PROVIDED RECORDS →
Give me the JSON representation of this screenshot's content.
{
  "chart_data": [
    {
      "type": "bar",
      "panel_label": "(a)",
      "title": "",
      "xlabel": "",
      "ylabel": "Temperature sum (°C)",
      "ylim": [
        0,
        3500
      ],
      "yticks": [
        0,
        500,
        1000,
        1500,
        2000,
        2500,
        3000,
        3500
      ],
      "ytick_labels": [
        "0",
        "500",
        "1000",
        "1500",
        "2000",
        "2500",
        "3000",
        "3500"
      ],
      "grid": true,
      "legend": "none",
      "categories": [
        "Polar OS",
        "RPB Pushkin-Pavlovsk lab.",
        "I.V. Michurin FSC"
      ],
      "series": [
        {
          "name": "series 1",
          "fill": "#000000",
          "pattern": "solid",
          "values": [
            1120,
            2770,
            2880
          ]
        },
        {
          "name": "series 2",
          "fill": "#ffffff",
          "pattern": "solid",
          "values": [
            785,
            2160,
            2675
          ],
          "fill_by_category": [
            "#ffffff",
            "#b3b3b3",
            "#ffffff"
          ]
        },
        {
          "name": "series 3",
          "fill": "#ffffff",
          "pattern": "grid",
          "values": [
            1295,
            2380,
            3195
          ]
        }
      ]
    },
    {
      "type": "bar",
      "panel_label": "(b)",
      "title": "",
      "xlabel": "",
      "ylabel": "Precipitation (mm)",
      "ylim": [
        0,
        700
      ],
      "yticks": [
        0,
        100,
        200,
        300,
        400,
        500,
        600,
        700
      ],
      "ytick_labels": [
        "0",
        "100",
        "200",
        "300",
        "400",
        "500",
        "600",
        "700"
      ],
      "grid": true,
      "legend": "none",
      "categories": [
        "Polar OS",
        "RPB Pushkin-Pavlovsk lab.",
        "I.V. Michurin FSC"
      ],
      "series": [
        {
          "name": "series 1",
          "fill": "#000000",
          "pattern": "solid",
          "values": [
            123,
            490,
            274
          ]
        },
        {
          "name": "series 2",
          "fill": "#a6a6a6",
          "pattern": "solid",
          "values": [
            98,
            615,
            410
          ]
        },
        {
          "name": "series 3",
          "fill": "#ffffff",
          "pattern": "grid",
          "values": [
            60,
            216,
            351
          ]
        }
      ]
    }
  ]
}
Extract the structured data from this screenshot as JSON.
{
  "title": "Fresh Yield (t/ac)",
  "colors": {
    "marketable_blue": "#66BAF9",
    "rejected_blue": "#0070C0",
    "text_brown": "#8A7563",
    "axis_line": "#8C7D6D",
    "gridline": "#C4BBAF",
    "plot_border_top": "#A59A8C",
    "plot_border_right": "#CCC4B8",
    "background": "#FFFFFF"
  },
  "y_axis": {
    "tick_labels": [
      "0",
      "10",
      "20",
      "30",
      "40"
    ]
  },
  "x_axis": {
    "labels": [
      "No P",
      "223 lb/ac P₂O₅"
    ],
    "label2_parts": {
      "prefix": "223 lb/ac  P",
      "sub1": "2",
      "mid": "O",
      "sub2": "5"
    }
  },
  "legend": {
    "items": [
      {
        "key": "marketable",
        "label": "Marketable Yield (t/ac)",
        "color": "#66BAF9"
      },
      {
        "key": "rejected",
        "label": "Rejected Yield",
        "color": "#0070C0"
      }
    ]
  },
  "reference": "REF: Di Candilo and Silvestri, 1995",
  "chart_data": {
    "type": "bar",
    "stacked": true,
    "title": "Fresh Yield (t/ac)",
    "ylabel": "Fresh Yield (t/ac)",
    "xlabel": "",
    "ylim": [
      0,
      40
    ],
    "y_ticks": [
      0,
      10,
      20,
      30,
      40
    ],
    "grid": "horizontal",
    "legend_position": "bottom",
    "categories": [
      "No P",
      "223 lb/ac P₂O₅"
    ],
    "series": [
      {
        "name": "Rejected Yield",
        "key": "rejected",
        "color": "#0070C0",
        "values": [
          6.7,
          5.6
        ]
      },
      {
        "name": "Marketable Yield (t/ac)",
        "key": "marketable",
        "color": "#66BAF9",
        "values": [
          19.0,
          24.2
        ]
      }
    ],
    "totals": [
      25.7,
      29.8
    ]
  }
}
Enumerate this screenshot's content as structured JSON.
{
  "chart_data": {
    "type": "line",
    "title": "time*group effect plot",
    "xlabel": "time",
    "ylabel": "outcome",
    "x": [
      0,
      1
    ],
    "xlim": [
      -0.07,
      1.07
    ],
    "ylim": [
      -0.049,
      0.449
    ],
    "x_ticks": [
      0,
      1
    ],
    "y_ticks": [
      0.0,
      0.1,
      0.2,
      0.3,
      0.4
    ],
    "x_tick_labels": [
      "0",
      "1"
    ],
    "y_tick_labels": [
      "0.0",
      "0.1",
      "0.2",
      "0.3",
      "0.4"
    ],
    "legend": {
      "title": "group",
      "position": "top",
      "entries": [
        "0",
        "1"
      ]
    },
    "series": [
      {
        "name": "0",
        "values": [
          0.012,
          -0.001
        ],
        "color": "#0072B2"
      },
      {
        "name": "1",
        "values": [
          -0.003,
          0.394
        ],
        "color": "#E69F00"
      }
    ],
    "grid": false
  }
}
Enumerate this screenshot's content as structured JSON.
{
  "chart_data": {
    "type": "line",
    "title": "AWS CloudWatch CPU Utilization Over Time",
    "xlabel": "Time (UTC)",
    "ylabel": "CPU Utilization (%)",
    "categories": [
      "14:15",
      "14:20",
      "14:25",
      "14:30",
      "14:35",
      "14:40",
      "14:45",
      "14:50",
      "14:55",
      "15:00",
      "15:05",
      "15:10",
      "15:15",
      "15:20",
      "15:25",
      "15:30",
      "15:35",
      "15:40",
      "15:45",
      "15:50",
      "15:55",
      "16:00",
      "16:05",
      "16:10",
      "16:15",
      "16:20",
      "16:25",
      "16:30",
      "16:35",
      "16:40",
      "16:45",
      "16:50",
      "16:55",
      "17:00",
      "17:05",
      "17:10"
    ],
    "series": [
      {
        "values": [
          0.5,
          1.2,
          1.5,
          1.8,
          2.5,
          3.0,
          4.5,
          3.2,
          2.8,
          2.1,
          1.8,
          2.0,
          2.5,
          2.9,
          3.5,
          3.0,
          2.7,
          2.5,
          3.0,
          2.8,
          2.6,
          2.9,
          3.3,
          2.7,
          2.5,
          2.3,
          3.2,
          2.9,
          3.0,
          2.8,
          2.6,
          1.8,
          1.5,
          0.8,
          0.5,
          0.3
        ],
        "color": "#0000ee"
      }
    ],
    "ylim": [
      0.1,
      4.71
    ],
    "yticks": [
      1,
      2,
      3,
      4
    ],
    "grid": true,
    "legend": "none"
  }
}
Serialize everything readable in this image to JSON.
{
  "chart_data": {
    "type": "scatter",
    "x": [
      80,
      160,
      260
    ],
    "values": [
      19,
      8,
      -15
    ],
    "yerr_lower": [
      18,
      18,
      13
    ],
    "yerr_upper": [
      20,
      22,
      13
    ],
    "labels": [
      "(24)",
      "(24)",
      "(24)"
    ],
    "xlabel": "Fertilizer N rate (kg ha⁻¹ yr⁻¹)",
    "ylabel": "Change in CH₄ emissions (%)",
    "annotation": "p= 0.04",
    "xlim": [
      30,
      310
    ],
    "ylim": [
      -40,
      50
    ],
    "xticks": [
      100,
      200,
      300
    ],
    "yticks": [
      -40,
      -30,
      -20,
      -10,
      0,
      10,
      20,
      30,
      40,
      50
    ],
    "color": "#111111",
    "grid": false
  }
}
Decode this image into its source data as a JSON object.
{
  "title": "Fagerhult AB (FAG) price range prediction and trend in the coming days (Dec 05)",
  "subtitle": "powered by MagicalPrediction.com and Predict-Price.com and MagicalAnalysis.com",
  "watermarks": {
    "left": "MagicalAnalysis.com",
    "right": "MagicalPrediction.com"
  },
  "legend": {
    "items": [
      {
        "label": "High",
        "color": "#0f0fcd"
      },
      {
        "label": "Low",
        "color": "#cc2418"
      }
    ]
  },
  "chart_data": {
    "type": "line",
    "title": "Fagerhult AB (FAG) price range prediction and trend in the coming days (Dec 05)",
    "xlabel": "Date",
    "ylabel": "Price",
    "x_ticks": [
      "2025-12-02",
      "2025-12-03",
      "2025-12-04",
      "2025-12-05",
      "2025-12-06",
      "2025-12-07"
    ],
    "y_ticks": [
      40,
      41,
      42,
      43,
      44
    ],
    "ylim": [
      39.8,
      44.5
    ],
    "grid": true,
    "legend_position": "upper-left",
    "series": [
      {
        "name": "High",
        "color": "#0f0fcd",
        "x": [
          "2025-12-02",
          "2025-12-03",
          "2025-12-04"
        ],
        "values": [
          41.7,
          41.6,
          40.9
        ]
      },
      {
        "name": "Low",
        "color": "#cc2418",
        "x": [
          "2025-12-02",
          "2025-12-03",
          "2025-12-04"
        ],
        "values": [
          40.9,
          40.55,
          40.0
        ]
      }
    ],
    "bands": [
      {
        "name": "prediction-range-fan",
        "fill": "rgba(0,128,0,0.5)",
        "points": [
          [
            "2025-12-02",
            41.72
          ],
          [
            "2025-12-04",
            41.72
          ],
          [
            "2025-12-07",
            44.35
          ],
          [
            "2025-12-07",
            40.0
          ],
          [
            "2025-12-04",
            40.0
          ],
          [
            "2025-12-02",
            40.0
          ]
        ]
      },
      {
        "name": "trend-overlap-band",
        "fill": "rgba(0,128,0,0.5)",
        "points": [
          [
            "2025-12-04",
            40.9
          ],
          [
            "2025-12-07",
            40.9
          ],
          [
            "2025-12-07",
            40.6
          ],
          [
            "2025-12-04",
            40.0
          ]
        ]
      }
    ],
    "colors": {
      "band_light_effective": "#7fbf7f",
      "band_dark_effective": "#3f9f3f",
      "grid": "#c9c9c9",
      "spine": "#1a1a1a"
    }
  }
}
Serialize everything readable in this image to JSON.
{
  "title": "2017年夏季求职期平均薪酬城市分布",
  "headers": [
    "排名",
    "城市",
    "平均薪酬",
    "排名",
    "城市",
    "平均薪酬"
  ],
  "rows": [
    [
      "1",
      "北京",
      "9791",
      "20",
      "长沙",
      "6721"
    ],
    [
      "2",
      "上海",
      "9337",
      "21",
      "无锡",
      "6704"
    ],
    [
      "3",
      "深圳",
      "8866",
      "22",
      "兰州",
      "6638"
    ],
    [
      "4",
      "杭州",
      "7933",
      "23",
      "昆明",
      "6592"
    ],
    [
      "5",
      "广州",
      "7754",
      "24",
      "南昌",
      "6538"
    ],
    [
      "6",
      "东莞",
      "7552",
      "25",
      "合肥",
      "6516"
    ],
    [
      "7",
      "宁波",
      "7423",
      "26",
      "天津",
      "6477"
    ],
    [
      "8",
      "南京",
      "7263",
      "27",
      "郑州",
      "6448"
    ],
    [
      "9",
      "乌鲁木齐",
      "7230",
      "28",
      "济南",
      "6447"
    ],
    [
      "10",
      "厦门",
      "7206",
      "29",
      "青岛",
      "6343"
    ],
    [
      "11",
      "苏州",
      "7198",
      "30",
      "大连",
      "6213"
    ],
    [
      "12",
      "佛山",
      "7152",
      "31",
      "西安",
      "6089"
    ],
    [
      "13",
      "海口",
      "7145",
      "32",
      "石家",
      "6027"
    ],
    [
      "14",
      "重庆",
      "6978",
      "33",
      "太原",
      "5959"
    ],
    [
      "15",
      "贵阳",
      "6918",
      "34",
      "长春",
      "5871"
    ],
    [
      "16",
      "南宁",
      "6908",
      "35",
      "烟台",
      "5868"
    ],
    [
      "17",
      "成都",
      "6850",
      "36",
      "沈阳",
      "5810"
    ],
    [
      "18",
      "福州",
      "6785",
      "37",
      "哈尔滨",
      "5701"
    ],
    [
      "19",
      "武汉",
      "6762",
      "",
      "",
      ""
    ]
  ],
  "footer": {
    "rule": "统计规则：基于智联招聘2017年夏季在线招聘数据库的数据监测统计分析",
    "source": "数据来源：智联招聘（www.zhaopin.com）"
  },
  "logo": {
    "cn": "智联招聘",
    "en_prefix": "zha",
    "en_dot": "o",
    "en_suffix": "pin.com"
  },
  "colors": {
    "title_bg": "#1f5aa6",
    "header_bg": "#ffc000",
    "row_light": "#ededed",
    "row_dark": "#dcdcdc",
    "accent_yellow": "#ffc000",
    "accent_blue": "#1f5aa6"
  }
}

PROMPT → Make a tally of the lines in this data that include the string "xlabel", and answer with that tally alone.

EXERCISE OUTPUT → 7